# WHAT YOU SHOULD DO
Omit every picture and output the rest of the records exactly as they are.

# DATASET CONTENT
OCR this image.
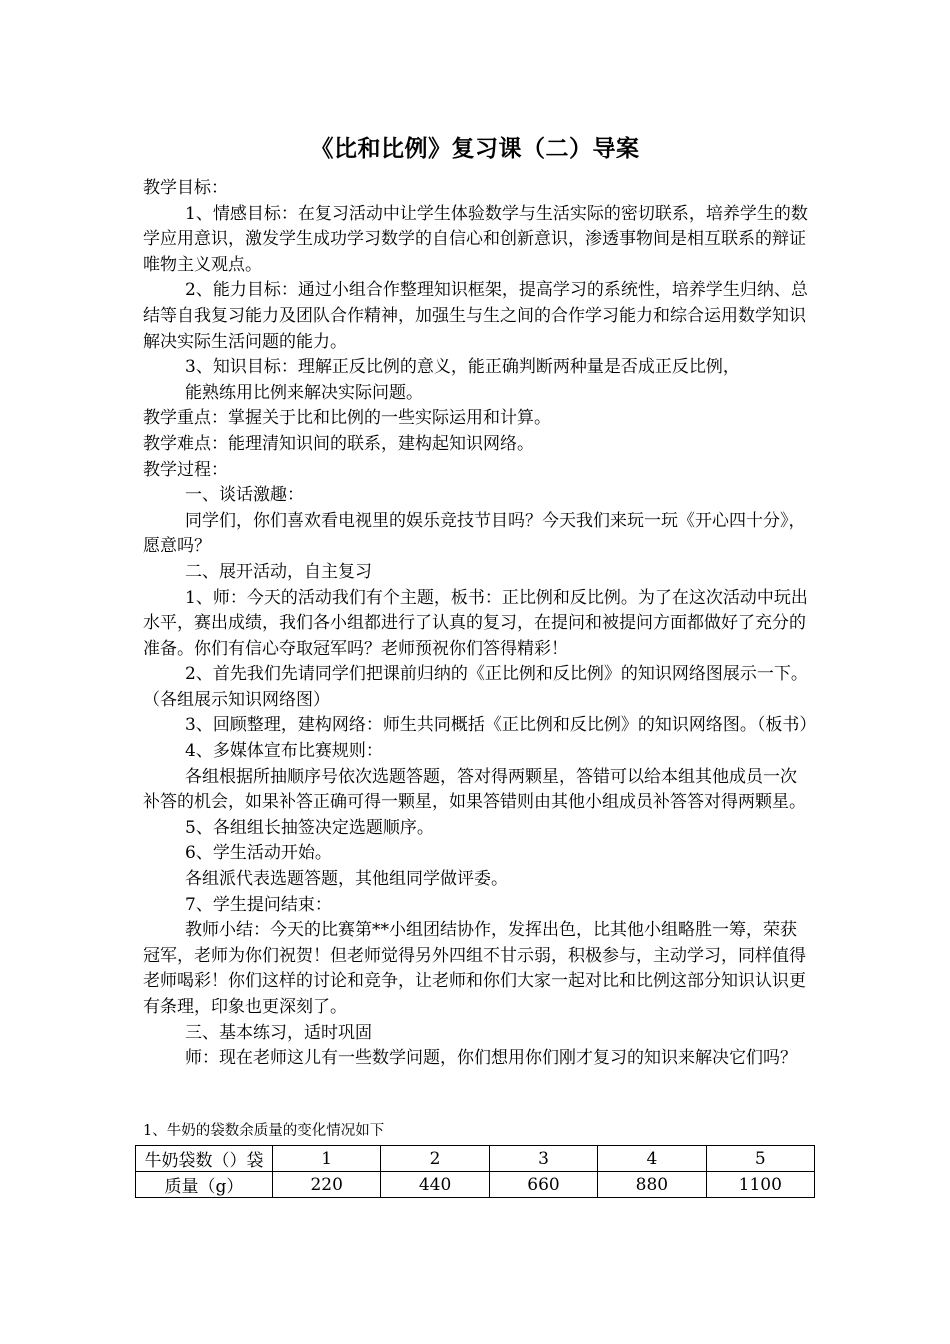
《比和比例》复习课（二）导案

教学目标：

1、情感目标：在复习活动中让学生体验数学与生活实际的密切联系，培养学生的数学应用意识，激发学生成功学习数学的自信心和创新意识，渗透事物间是相互联系的辩证唯物主义观点。

2、能力目标：通过小组合作整理知识框架，提高学习的系统性，培养学生归纳、总结等自我复习能力及团队合作精神，加强生与生之间的合作学习能力和综合运用数学知识解决实际生活问题的能力。

3、知识目标：理解正反比例的意义，能正确判断两种量是否成正反比例，

能熟练用比例来解决实际问题。

教学重点：掌握关于比和比例的一些实际运用和计算。

教学难点：能理清知识间的联系，建构起知识网络。

教学过程：

一、谈话激趣：

同学们，你们喜欢看电视里的娱乐竞技节目吗？今天我们来玩一玩《开心四十分》，愿意吗？

二、展开活动，自主复习

1、师：今天的活动我们有个主题，板书：正比例和反比例。为了在这次活动中玩出水平，赛出成绩，我们各小组都进行了认真的复习，在提问和被提问方面都做好了充分的准备。你们有信心夺取冠军吗？老师预祝你们答得精彩！

2、首先我们先请同学们把课前归纳的《正比例和反比例》的知识网络图展示一下。（各组展示知识网络图）

3、回顾整理，建构网络：师生共同概括《正比例和反比例》的知识网络图。（板书）

4、多媒体宣布比赛规则：

各组根据所抽顺序号依次选题答题，答对得两颗星，答错可以给本组其他成员一次补答的机会，如果补答正确可得一颗星，如果答错则由其他小组成员补答答对得两颗星。

5、各组组长抽签决定选题顺序。

6、学生活动开始。

各组派代表选题答题，其他组同学做评委。

7、学生提问结束：

教师小结：今天的比赛第**小组团结协作，发挥出色，比其他小组略胜一筹，荣获冠军，老师为你们祝贺！但老师觉得另外四组不甘示弱，积极参与，主动学习，同样值得老师喝彩！你们这样的讨论和竞争，让老师和你们大家一起对比和比例这部分知识认识更有条理，印象也更深刻了。

三、基本练习，适时巩固

师：现在老师这儿有一些数学问题，你们想用你们刚才复习的知识来解决它们吗？

1、牛奶的袋数余质量的变化情况如下
牛奶袋数（）袋	1	2	3	4	5
质量（g）	220	440	660	880	1100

# EXERCISE ANSWER
OCR this image.
《比和比例》复习课（二）导案

教学目标：

1、情感目标：在复习活动中让学生体验数学与生活实际的密切联系，培养学生的数学应用意识，激发学生成功学习数学的自信心和创新意识，渗透事物间是相互联系的辩证唯物主义观点。

2、能力目标：通过小组合作整理知识框架，提高学习的系统性，培养学生归纳、总结等自我复习能力及团队合作精神，加强生与生之间的合作学习能力和综合运用数学知识解决实际生活问题的能力。

3、知识目标：理解正反比例的意义，能正确判断两种量是否成正反比例，

能熟练用比例来解决实际问题。

教学重点：掌握关于比和比例的一些实际运用和计算。

教学难点：能理清知识间的联系，建构起知识网络。

教学过程：

一、谈话激趣：

同学们，你们喜欢看电视里的娱乐竞技节目吗？今天我们来玩一玩《开心四十分》，愿意吗？

二、展开活动，自主复习

1、师：今天的活动我们有个主题，板书：正比例和反比例。为了在这次活动中玩出水平，赛出成绩，我们各小组都进行了认真的复习，在提问和被提问方面都做好了充分的准备。你们有信心夺取冠军吗？老师预祝你们答得精彩！

2、首先我们先请同学们把课前归纳的《正比例和反比例》的知识网络图展示一下。（各组展示知识网络图）

3、回顾整理，建构网络：师生共同概括《正比例和反比例》的知识网络图。（板书）

4、多媒体宣布比赛规则：

各组根据所抽顺序号依次选题答题，答对得两颗星，答错可以给本组其他成员一次补答的机会，如果补答正确可得一颗星，如果答错则由其他小组成员补答答对得两颗星。

5、各组组长抽签决定选题顺序。

6、学生活动开始。

各组派代表选题答题，其他组同学做评委。

7、学生提问结束：

教师小结：今天的比赛第**小组团结协作，发挥出色，比其他小组略胜一筹，荣获冠军，老师为你们祝贺！但老师觉得另外四组不甘示弱，积极参与，主动学习，同样值得老师喝彩！你们这样的讨论和竞争，让老师和你们大家一起对比和比例这部分知识认识更有条理，印象也更深刻了。

三、基本练习，适时巩固

师：现在老师这儿有一些数学问题，你们想用你们刚才复习的知识来解决它们吗？

1、牛奶的袋数余质量的变化情况如下
牛奶袋数（）袋	1	2	3	4	5
质量（g）	220	440	660	880	1100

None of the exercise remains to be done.